- **Required work**
Write out the material below again, unchanged.

- **Input data**
↓↓↓

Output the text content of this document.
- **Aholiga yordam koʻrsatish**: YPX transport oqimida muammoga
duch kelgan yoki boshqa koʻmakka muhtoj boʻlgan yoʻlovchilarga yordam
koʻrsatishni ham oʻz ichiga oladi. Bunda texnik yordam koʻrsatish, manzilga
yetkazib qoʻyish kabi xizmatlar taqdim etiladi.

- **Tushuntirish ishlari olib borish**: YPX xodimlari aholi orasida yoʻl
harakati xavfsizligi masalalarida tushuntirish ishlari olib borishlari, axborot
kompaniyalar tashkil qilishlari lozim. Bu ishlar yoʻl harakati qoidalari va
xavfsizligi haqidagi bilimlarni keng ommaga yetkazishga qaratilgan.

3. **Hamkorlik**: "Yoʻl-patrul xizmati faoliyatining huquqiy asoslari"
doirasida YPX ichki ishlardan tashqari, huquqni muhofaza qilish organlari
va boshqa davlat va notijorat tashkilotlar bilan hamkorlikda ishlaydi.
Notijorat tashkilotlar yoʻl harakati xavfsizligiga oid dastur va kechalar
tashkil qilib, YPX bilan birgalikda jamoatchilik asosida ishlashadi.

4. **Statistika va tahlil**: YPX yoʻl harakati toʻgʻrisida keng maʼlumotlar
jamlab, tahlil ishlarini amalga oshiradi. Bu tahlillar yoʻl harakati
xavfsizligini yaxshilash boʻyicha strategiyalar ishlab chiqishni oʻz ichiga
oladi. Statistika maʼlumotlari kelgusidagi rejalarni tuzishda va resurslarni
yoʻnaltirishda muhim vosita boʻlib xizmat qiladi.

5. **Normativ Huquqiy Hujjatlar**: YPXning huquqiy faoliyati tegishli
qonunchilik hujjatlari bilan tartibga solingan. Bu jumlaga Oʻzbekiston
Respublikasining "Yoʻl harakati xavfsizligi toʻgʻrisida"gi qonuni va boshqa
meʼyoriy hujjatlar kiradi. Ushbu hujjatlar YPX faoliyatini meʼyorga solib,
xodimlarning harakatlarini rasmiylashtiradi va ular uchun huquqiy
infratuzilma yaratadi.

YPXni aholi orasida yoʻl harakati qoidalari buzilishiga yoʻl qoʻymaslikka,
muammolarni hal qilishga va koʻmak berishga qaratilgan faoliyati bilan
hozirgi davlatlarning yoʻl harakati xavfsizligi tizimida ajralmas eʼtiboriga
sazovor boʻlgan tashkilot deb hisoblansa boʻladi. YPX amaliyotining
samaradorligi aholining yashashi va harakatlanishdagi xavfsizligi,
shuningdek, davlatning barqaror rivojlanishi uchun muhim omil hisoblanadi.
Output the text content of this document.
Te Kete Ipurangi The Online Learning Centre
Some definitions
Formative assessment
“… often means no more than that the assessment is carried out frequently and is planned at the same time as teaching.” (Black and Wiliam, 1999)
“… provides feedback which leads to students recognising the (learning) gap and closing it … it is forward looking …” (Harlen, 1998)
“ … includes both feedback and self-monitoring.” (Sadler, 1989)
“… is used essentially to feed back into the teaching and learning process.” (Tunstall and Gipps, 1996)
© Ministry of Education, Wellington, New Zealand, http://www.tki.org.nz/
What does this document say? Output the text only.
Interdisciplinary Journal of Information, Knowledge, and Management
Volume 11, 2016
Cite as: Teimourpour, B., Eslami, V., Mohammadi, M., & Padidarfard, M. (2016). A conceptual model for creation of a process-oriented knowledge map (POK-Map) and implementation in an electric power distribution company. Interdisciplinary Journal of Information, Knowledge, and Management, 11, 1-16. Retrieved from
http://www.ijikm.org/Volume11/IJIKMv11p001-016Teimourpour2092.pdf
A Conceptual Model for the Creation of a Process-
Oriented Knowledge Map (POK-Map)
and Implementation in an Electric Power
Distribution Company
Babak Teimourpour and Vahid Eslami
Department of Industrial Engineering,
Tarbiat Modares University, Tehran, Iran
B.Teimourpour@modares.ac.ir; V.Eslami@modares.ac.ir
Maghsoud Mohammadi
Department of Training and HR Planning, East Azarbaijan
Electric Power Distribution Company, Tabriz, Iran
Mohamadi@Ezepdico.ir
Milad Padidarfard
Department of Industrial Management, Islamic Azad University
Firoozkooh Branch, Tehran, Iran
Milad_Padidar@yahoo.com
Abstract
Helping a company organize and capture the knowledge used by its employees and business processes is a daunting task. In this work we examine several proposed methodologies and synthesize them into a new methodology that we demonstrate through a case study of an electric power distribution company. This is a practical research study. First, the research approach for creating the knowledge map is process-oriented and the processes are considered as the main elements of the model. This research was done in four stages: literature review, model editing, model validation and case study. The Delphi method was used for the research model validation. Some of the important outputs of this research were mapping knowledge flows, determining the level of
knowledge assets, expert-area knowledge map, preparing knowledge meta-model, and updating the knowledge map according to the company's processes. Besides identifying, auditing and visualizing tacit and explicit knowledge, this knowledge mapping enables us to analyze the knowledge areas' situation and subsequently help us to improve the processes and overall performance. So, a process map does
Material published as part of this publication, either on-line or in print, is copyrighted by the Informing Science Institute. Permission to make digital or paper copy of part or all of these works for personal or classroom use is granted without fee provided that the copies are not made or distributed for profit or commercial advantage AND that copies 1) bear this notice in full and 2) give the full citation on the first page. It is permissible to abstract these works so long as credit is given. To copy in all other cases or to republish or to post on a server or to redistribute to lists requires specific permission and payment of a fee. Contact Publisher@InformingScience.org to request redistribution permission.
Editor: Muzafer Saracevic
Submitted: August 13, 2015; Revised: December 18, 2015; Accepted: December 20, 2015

↑↑↑

- **Exercise output**
Output the text content of this document.
- **Aholiga yordam koʻrsatish**: YPX transport oqimida muammoga
duch kelgan yoki boshqa koʻmakka muhtoj boʻlgan yoʻlovchilarga yordam
koʻrsatishni ham oʻz ichiga oladi. Bunda texnik yordam koʻrsatish, manzilga
yetkazib qoʻyish kabi xizmatlar taqdim etiladi.

- **Tushuntirish ishlari olib borish**: YPX xodimlari aholi orasida yoʻl
harakati xavfsizligi masalalarida tushuntirish ishlari olib borishlari, axborot
kompaniyalar tashkil qilishlari lozim. Bu ishlar yoʻl harakati qoidalari va
xavfsizligi haqidagi bilimlarni keng ommaga yetkazishga qaratilgan.

3. **Hamkorlik**: "Yoʻl-patrul xizmati faoliyatining huquqiy asoslari"
doirasida YPX ichki ishlardan tashqari, huquqni muhofaza qilish organlari
va boshqa davlat va notijorat tashkilotlar bilan hamkorlikda ishlaydi.
Notijorat tashkilotlar yoʻl harakati xavfsizligiga oid dastur va kechalar
tashkil qilib, YPX bilan birgalikda jamoatchilik asosida ishlashadi.

4. **Statistika va tahlil**: YPX yoʻl harakati toʻgʻrisida keng maʼlumotlar
jamlab, tahlil ishlarini amalga oshiradi. Bu tahlillar yoʻl harakati
xavfsizligini yaxshilash boʻyicha strategiyalar ishlab chiqishni oʻz ichiga
oladi. Statistika maʼlumotlari kelgusidagi rejalarni tuzishda va resurslarni
yoʻnaltirishda muhim vosita boʻlib xizmat qiladi.

5. **Normativ Huquqiy Hujjatlar**: YPXning huquqiy faoliyati tegishli
qonunchilik hujjatlari bilan tartibga solingan. Bu jumlaga Oʻzbekiston
Respublikasining "Yoʻl harakati xavfsizligi toʻgʻrisida"gi qonuni va boshqa
meʼyoriy hujjatlar kiradi. Ushbu hujjatlar YPX faoliyatini meʼyorga solib,
xodimlarning harakatlarini rasmiylashtiradi va ular uchun huquqiy
infratuzilma yaratadi.

YPXni aholi orasida yoʻl harakati qoidalari buzilishiga yoʻl qoʻymaslikka,
muammolarni hal qilishga va koʻmak berishga qaratilgan faoliyati bilan
hozirgi davlatlarning yoʻl harakati xavfsizligi tizimida ajralmas eʼtiboriga
sazovor boʻlgan tashkilot deb hisoblansa boʻladi. YPX amaliyotining
samaradorligi aholining yashashi va harakatlanishdagi xavfsizligi,
shuningdek, davlatning barqaror rivojlanishi uchun muhim omil hisoblanadi.
Output the text content of this document.
Te Kete Ipurangi The Online Learning Centre
Some definitions
Formative assessment
“… often means no more than that the assessment is carried out frequently and is planned at the same time as teaching.” (Black and Wiliam, 1999)
“… provides feedback which leads to students recognising the (learning) gap and closing it … it is forward looking …” (Harlen, 1998)
“ … includes both feedback and self-monitoring.” (Sadler, 1989)
“… is used essentially to feed back into the teaching and learning process.” (Tunstall and Gipps, 1996)
© Ministry of Education, Wellington, New Zealand, http://www.tki.org.nz/
What does this document say? Output the text only.
Interdisciplinary Journal of Information, Knowledge, and Management
Volume 11, 2016
Cite as: Teimourpour, B., Eslami, V., Mohammadi, M., & Padidarfard, M. (2016). A conceptual model for creation of a process-oriented knowledge map (POK-Map) and implementation in an electric power distribution company. Interdisciplinary Journal of Information, Knowledge, and Management, 11, 1-16. Retrieved from
http://www.ijikm.org/Volume11/IJIKMv11p001-016Teimourpour2092.pdf
A Conceptual Model for the Creation of a Process-
Oriented Knowledge Map (POK-Map)
and Implementation in an Electric Power
Distribution Company
Babak Teimourpour and Vahid Eslami
Department of Industrial Engineering,
Tarbiat Modares University, Tehran, Iran
B.Teimourpour@modares.ac.ir; V.Eslami@modares.ac.ir
Maghsoud Mohammadi
Department of Training and HR Planning, East Azarbaijan
Electric Power Distribution Company, Tabriz, Iran
Mohamadi@Ezepdico.ir
Milad Padidarfard
Department of Industrial Management, Islamic Azad University
Firoozkooh Branch, Tehran, Iran
Milad_Padidar@yahoo.com
Abstract
Helping a company organize and capture the knowledge used by its employees and business processes is a daunting task. In this work we examine several proposed methodologies and synthesize them into a new methodology that we demonstrate through a case study of an electric power distribution company. This is a practical research study. First, the research approach for creating the knowledge map is process-oriented and the processes are considered as the main elements of the model. This research was done in four stages: literature review, model editing, model validation and case study. The Delphi method was used for the research model validation. Some of the important outputs of this research were mapping knowledge flows, determining the level of
knowledge assets, expert-area knowledge map, preparing knowledge meta-model, and updating the knowledge map according to the company's processes. Besides identifying, auditing and visualizing tacit and explicit knowledge, this knowledge mapping enables us to analyze the knowledge areas' situation and subsequently help us to improve the processes and overall performance. So, a process map does
Material published as part of this publication, either on-line or in print, is copyrighted by the Informing Science Institute. Permission to make digital or paper copy of part or all of these works for personal or classroom use is granted without fee provided that the copies are not made or distributed for profit or commercial advantage AND that copies 1) bear this notice in full and 2) give the full citation on the first page. It is permissible to abstract these works so long as credit is given. To copy in all other cases or to republish or to post on a server or to redistribute to lists requires specific permission and payment of a fee. Contact Publisher@InformingScience.org to request redistribution permission.
Editor: Muzafer Saracevic
Submitted: August 13, 2015; Revised: December 18, 2015; Accepted: December 20, 2015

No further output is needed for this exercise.